[Records from a collection of figures]
- - - -

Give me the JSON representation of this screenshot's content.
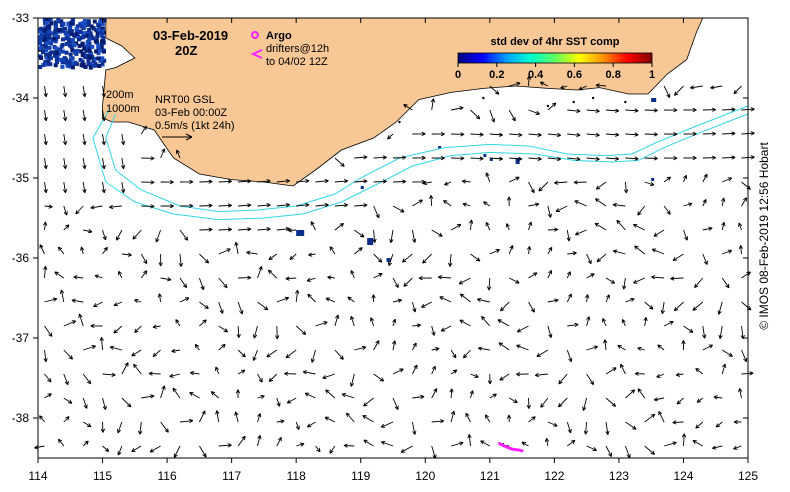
{
  "map": {
    "lon_min": 114,
    "lon_max": 125,
    "lat_min": -38.5,
    "lat_max": -33,
    "lon_ticks": [
      114,
      115,
      116,
      117,
      118,
      119,
      120,
      121,
      122,
      123,
      124,
      125
    ],
    "lat_ticks": [
      -33,
      -34,
      -35,
      -36,
      -37,
      -38
    ],
    "land_color": "#f7c795",
    "contour_color": "#33d6e6",
    "arrow_color": "#000000",
    "argo_color": "#ff22ff",
    "sst_patch_color": "#0a2d8c"
  },
  "header": {
    "date": "03-Feb-2019",
    "time": "20Z",
    "argo_label": "Argo",
    "drifters_line1": "drifters@12h",
    "drifters_line2": "to 04/02 12Z"
  },
  "contours": {
    "label_200": "200m",
    "label_1000": "1000m"
  },
  "currents": {
    "product": "NRT00 GSL",
    "valid_time": "03-Feb 00:00Z",
    "scale_label": "0.5m/s (1kt 24h)"
  },
  "colorbar": {
    "title": "std dev of 4hr SST comp",
    "ticks": [
      "0",
      "0.2",
      "0.4",
      "0.6",
      "0.8",
      "1"
    ],
    "stops": [
      "#000080",
      "#0000ff",
      "#00a0ff",
      "#00ffd0",
      "#60ff60",
      "#ffff00",
      "#ff9000",
      "#ff0000",
      "#800000"
    ]
  },
  "credit": "© IMOS 08-Feb-2019 12:56 Hobart"
}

- - - -

WHAT TO PRODUCE: Reproduce the whole listing exactly, but not the images in it.

RESPONSE:
Give me the JSON representation of this screenshot's content.
{
  "map": {
    "lon_min": 114,
    "lon_max": 125,
    "lat_min": -38.5,
    "lat_max": -33,
    "lon_ticks": [
      114,
      115,
      116,
      117,
      118,
      119,
      120,
      121,
      122,
      123,
      124,
      125
    ],
    "lat_ticks": [
      -33,
      -34,
      -35,
      -36,
      -37,
      -38
    ],
    "land_color": "#f7c795",
    "contour_color": "#33d6e6",
    "arrow_color": "#000000",
    "argo_color": "#ff22ff",
    "sst_patch_color": "#0a2d8c"
  },
  "header": {
    "date": "03-Feb-2019",
    "time": "20Z",
    "argo_label": "Argo",
    "drifters_line1": "drifters@12h",
    "drifters_line2": "to 04/02 12Z"
  },
  "contours": {
    "label_200": "200m",
    "label_1000": "1000m"
  },
  "currents": {
    "product": "NRT00 GSL",
    "valid_time": "03-Feb 00:00Z",
    "scale_label": "0.5m/s (1kt 24h)"
  },
  "colorbar": {
    "title": "std dev of 4hr SST comp",
    "ticks": [
      "0",
      "0.2",
      "0.4",
      "0.6",
      "0.8",
      "1"
    ],
    "stops": [
      "#000080",
      "#0000ff",
      "#00a0ff",
      "#00ffd0",
      "#60ff60",
      "#ffff00",
      "#ff9000",
      "#ff0000",
      "#800000"
    ]
  },
  "credit": "© IMOS 08-Feb-2019 12:56 Hobart"
}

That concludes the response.